_Stored data entries_
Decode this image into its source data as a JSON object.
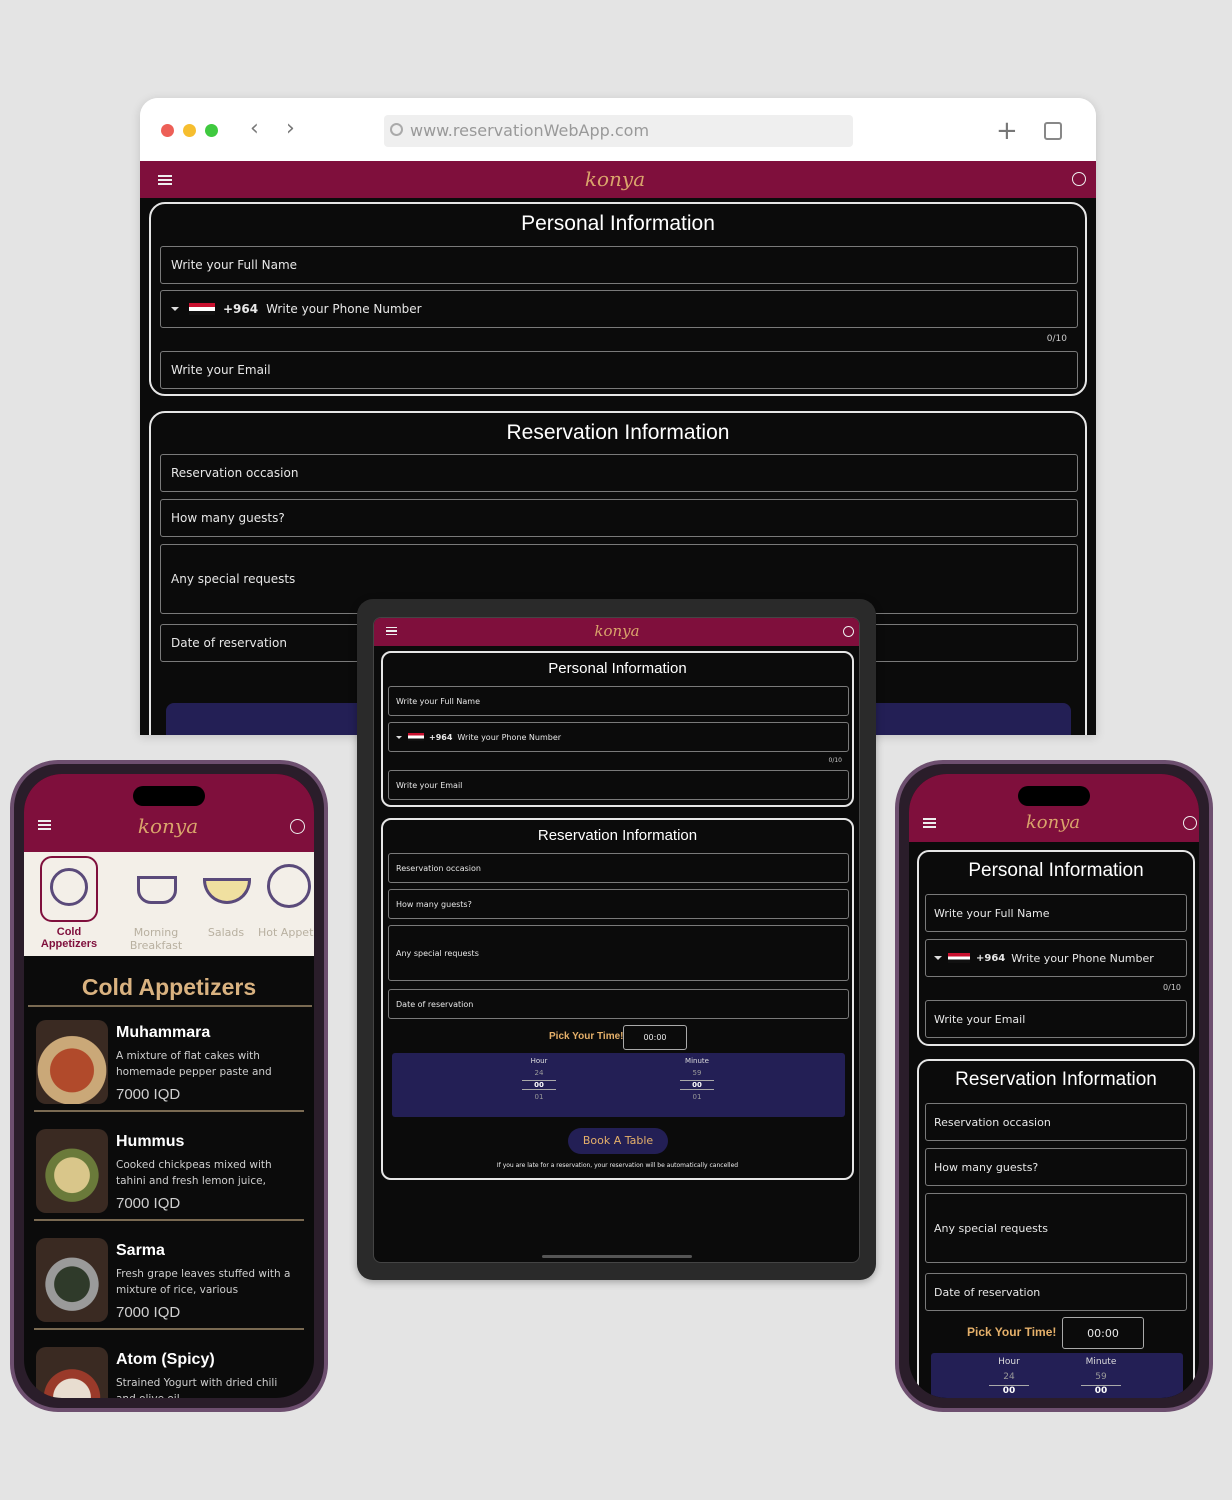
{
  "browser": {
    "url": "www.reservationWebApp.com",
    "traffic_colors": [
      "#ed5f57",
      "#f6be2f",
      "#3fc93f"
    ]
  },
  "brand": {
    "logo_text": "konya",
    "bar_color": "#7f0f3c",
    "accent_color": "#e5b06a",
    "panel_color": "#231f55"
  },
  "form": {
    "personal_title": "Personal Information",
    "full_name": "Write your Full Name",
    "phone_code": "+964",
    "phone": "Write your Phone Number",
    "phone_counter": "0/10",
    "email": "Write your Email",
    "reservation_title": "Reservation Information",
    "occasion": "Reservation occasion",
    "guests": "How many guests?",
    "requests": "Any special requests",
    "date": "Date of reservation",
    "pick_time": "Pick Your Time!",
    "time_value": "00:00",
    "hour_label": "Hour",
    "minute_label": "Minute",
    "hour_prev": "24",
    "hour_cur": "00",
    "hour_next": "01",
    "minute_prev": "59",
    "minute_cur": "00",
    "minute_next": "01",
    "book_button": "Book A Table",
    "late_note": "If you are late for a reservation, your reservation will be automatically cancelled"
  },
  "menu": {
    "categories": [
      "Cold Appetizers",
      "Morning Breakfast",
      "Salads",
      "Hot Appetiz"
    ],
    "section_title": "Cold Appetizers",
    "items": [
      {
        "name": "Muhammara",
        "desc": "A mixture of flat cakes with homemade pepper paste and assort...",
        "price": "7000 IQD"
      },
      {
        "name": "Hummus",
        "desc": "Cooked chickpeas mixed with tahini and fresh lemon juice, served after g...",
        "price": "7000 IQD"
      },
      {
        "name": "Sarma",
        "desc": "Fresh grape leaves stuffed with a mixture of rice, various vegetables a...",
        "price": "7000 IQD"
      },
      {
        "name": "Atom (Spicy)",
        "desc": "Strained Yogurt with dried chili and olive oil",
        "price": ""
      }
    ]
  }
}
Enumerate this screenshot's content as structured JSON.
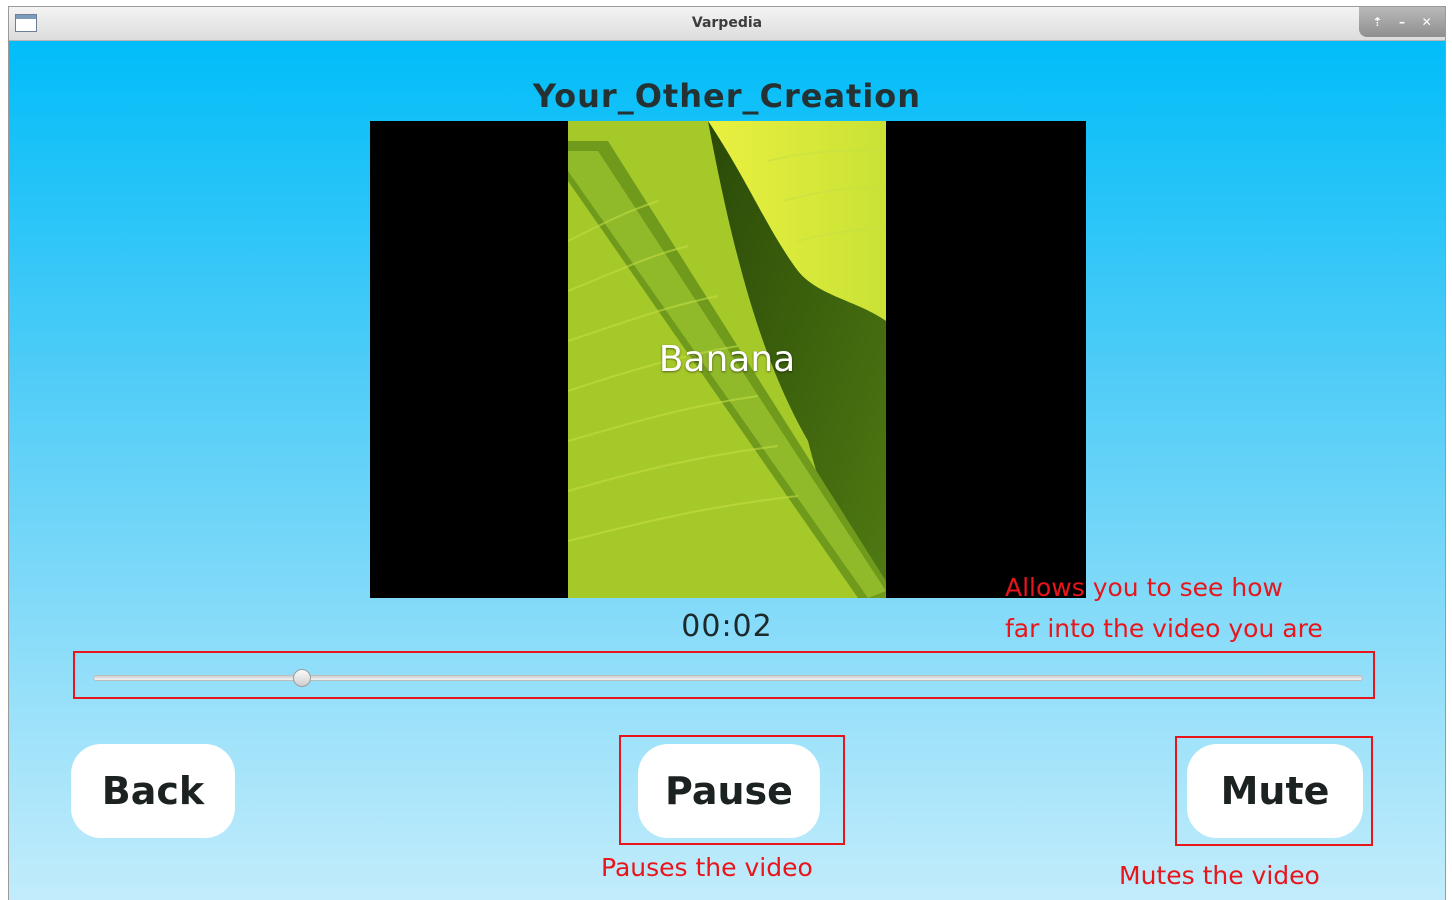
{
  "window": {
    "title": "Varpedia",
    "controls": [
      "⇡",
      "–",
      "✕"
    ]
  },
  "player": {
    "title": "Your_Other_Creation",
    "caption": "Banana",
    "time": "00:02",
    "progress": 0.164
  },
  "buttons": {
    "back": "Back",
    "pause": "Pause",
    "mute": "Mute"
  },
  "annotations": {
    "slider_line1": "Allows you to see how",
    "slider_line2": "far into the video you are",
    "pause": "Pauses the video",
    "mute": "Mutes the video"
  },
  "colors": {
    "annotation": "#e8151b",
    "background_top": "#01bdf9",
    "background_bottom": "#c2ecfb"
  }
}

_THE EXERCISE_
Transcribe the material exactly, and leave out whatever pictures it holds.

_ANSWER IN FULL_
Decode this image into its source data as a JSON object.
{
  "browser": {
    "url": "www.reservationWebApp.com",
    "traffic_colors": [
      "#ed5f57",
      "#f6be2f",
      "#3fc93f"
    ]
  },
  "brand": {
    "logo_text": "konya",
    "bar_color": "#7f0f3c",
    "accent_color": "#e5b06a",
    "panel_color": "#231f55"
  },
  "form": {
    "personal_title": "Personal Information",
    "full_name": "Write your Full Name",
    "phone_code": "+964",
    "phone": "Write your Phone Number",
    "phone_counter": "0/10",
    "email": "Write your Email",
    "reservation_title": "Reservation Information",
    "occasion": "Reservation occasion",
    "guests": "How many guests?",
    "requests": "Any special requests",
    "date": "Date of reservation",
    "pick_time": "Pick Your Time!",
    "time_value": "00:00",
    "hour_label": "Hour",
    "minute_label": "Minute",
    "hour_prev": "24",
    "hour_cur": "00",
    "hour_next": "01",
    "minute_prev": "59",
    "minute_cur": "00",
    "minute_next": "01",
    "book_button": "Book A Table",
    "late_note": "If you are late for a reservation, your reservation will be automatically cancelled"
  },
  "menu": {
    "categories": [
      "Cold Appetizers",
      "Morning Breakfast",
      "Salads",
      "Hot Appetiz"
    ],
    "section_title": "Cold Appetizers",
    "items": [
      {
        "name": "Muhammara",
        "desc": "A mixture of flat cakes with homemade pepper paste and assort...",
        "price": "7000 IQD"
      },
      {
        "name": "Hummus",
        "desc": "Cooked chickpeas mixed with tahini and fresh lemon juice, served after g...",
        "price": "7000 IQD"
      },
      {
        "name": "Sarma",
        "desc": "Fresh grape leaves stuffed with a mixture of rice, various vegetables a...",
        "price": "7000 IQD"
      },
      {
        "name": "Atom (Spicy)",
        "desc": "Strained Yogurt with dried chili and olive oil",
        "price": ""
      }
    ]
  }
}
Enumerate this screenshot's content as structured JSON.
{
  "window": {
    "title": "Varpedia",
    "controls": [
      "⇡",
      "–",
      "✕"
    ]
  },
  "player": {
    "title": "Your_Other_Creation",
    "caption": "Banana",
    "time": "00:02",
    "progress": 0.164
  },
  "buttons": {
    "back": "Back",
    "pause": "Pause",
    "mute": "Mute"
  },
  "annotations": {
    "slider_line1": "Allows you to see how",
    "slider_line2": "far into the video you are",
    "pause": "Pauses the video",
    "mute": "Mutes the video"
  },
  "colors": {
    "annotation": "#e8151b",
    "background_top": "#01bdf9",
    "background_bottom": "#c2ecfb"
  }
}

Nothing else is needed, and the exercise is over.